▸ **Votre travail**
- A) D'après l'entretien avec Christopher Burton, où se trouve Chedington Equestrian ?
- B) Reprenez l'entretien avec Christopher Burton à l'endroit où il s'arrête et poursuivez-le.

▸ **Extrait du texte**
Oui, je crois que cela a été particulièrement dur pour mes propriétaires, qui étaient d’un soutien incroyable. Cela a aussi été compliqué pour ma chère épouse et ma famille, parce que nous avions un système qui fonctionnait bien. On concourrait avec beaucoup de réussite, mais je crois que je perdais trop de temps sur l’aspect politique du sport au lieu de me concentrer sur ma carrière personnelle en tant que cavalier.

Avez-vous dû changer certaines choses dans votre équitation pour performer en saut d’obstacles ?

Fondamentalement, je pense que le bagage technique n’est pas différent entre les deux disciplines. Évidemment, il faut régler certains détails et travailler sur certains points. Il y a deux ou trois choses que j’ai trouvées différentes, mais globalement, cela ne m’a pas demandé de changement majeur.

Christopher Burton a goûté au bonheur de concourir à Aix-la-Chapelle... en concours complet ! © Dirk Caremans / Hippo Foto

Depuis 2019, vous êtes installé au sein du superbe complexe sportif de Chedington Equestrian, propriété de la famille Guy. Pouvez-vous nous en dire un peu plus sur ces installations et votre système ? 

Oui, nous sommes incroyablement chanceux d’être basés à Chedington Equestrian, au sud-ouest de Dorset, en Angleterre. C’est un coin magnifique, où il y a tout ce dont on peut avoir besoin. De ce fait, il n’y a pas d’excuse de ne pas avoir des chevaux parfaitement entraînés ; nous avons les meilleures installations possibles à notre disposition. La famille Guy nous soutient également en étant co-propriétaire de certains chevaux. Ellie et Geoffrey Guy ont également de jeunes chevaux prometteurs. Nous sommes toujours tournés vers le commerce et toutes nos montures sont à vendre. Quoi qu’il en soit, nous apprécions travailler ensemble.

J’ai également de nombreux propriétaires qui m’ont renouvelé ma confiance lorsque je suis passé du complet au saut d’obstacles. Je suis très reconnaissant qu’ils aient continué à me suivre dans cette nouvelle aventure. Comme tout le monde, nous essayons de trouver le bon équilibre entre les chevaux destinés au sport, et ceux à vendre. Nous avançons comme cela.

L'ultra styliste Chedington*Blue est un bon atout du piquet de Christopher Burton. © Sportfot

Chedington*Azzurra, sept ans, semble avoir un brillant avenir devant elle. © Sportfot

Bénéficiez-vous des conseils d’un entraîneur ?

▸ **Données brutes**
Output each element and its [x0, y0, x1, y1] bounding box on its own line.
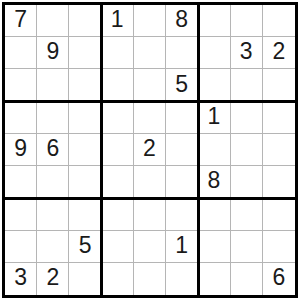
cell-r6c3[interactable] [69, 166, 101, 198]
cell-r4c3[interactable] [69, 102, 101, 134]
cell-r7c1[interactable] [5, 198, 37, 230]
cell-r4c5[interactable] [134, 102, 166, 134]
cell-r7c2[interactable] [37, 198, 69, 230]
cell-r5c2[interactable]: 6 [37, 134, 69, 166]
cell-r3c9[interactable] [263, 69, 295, 101]
cell-r3c4[interactable] [102, 69, 134, 101]
cell-r2c1[interactable] [5, 37, 37, 69]
cell-r9c9[interactable]: 6 [263, 263, 295, 295]
cell-r3c5[interactable] [134, 69, 166, 101]
cell-r5c4[interactable] [102, 134, 134, 166]
cell-r6c6[interactable] [166, 166, 198, 198]
cell-r1c6[interactable]: 8 [166, 5, 198, 37]
cell-r3c1[interactable] [5, 69, 37, 101]
cell-r4c9[interactable] [263, 102, 295, 134]
cell-r7c8[interactable] [231, 198, 263, 230]
cell-r5c8[interactable] [231, 134, 263, 166]
cell-r6c7[interactable]: 8 [198, 166, 230, 198]
cell-r5c1[interactable]: 9 [5, 134, 37, 166]
cell-r4c6[interactable] [166, 102, 198, 134]
cell-r9c6[interactable] [166, 263, 198, 295]
cell-r3c2[interactable] [37, 69, 69, 101]
cell-r2c6[interactable] [166, 37, 198, 69]
cell-r1c2[interactable] [37, 5, 69, 37]
cell-r6c1[interactable] [5, 166, 37, 198]
cell-r9c5[interactable] [134, 263, 166, 295]
cell-r4c7[interactable]: 1 [198, 102, 230, 134]
cell-r8c1[interactable] [5, 231, 37, 263]
cell-r9c4[interactable] [102, 263, 134, 295]
cell-r3c6[interactable]: 5 [166, 69, 198, 101]
cell-r2c9[interactable]: 2 [263, 37, 295, 69]
cell-r8c6[interactable]: 1 [166, 231, 198, 263]
cell-r8c9[interactable] [263, 231, 295, 263]
cell-r6c9[interactable] [263, 166, 295, 198]
cell-r2c4[interactable] [102, 37, 134, 69]
cell-r1c5[interactable] [134, 5, 166, 37]
cell-r7c4[interactable] [102, 198, 134, 230]
sudoku-page: 71893251962851326 [0, 0, 300, 300]
cell-r1c1[interactable]: 7 [5, 5, 37, 37]
cell-r7c9[interactable] [263, 198, 295, 230]
cell-r8c7[interactable] [198, 231, 230, 263]
cell-r1c4[interactable]: 1 [102, 5, 134, 37]
cell-r9c8[interactable] [231, 263, 263, 295]
cell-r6c5[interactable] [134, 166, 166, 198]
cell-r4c8[interactable] [231, 102, 263, 134]
cell-r5c3[interactable] [69, 134, 101, 166]
cell-r1c3[interactable] [69, 5, 101, 37]
cell-r6c4[interactable] [102, 166, 134, 198]
cell-r1c7[interactable] [198, 5, 230, 37]
cell-r1c9[interactable] [263, 5, 295, 37]
cell-r9c7[interactable] [198, 263, 230, 295]
cell-r8c3[interactable]: 5 [69, 231, 101, 263]
cell-r9c1[interactable]: 3 [5, 263, 37, 295]
cell-r3c7[interactable] [198, 69, 230, 101]
cell-r2c7[interactable] [198, 37, 230, 69]
cell-r1c8[interactable] [231, 5, 263, 37]
cell-r2c2[interactable]: 9 [37, 37, 69, 69]
cell-r9c3[interactable] [69, 263, 101, 295]
cell-r3c8[interactable] [231, 69, 263, 101]
cell-r7c3[interactable] [69, 198, 101, 230]
cell-r2c8[interactable]: 3 [231, 37, 263, 69]
cell-r8c4[interactable] [102, 231, 134, 263]
cell-r6c2[interactable] [37, 166, 69, 198]
cell-r6c8[interactable] [231, 166, 263, 198]
sudoku-grid: 71893251962851326 [5, 5, 295, 295]
cell-r5c6[interactable] [166, 134, 198, 166]
cell-r7c6[interactable] [166, 198, 198, 230]
cell-r9c2[interactable]: 2 [37, 263, 69, 295]
cell-r7c5[interactable] [134, 198, 166, 230]
cell-r5c5[interactable]: 2 [134, 134, 166, 166]
sudoku-board: 71893251962851326 [2, 2, 298, 298]
cell-r8c8[interactable] [231, 231, 263, 263]
cell-r5c9[interactable] [263, 134, 295, 166]
cell-r2c3[interactable] [69, 37, 101, 69]
cell-r2c5[interactable] [134, 37, 166, 69]
cell-r4c2[interactable] [37, 102, 69, 134]
cell-r4c1[interactable] [5, 102, 37, 134]
cell-r8c2[interactable] [37, 231, 69, 263]
cell-r8c5[interactable] [134, 231, 166, 263]
cell-r7c7[interactable] [198, 198, 230, 230]
cell-r5c7[interactable] [198, 134, 230, 166]
cell-r4c4[interactable] [102, 102, 134, 134]
cell-r3c3[interactable] [69, 69, 101, 101]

▸ **Résultats par tâche**
- A) Au sud-ouest de Dorset, en Angleterre.

- B)
Grâce au programme de performance de l’équipe australienne et à ma carrière en concours complet, j’ai l’immense privilège d’être en contact avec Nelson Pessoa. Je travaille énormément avec lui et nous passons beaucoup de temps au téléphone ensemble, à parler ou échanger sur des vidéos. Je crois que tout le monde est simplement reconnaissant de pouvoir passer la moindre minute aux côtés de cet homme. Qui ne le serait pas ?

Êtes-vous satisfait de votre évolution et du chemin parcouru depuis que vous vous concentrez pleinement sur le saut d’obstacles ?

Je crois que l’objectif de tout un chacun est de toujours progresser et de s’améliorer. Je me considère incroyablement chanceux d’avoir une super équipe de chevaux et de pouvoir les monter. J’aime mon travail. 

L'Australien s'entraîne régulièrement sous l'œil expert du "sorcier brésilien", Nelson Pessoa. © Mélina Massias



“Une fois que les chevaux sont à haut niveau, on ne parle pas beaucoup des éleveurs…”

Vous faites la promotion de plusieurs jeunes étalons qui font la monte. Quel est votre intérêt pour l’élevage ?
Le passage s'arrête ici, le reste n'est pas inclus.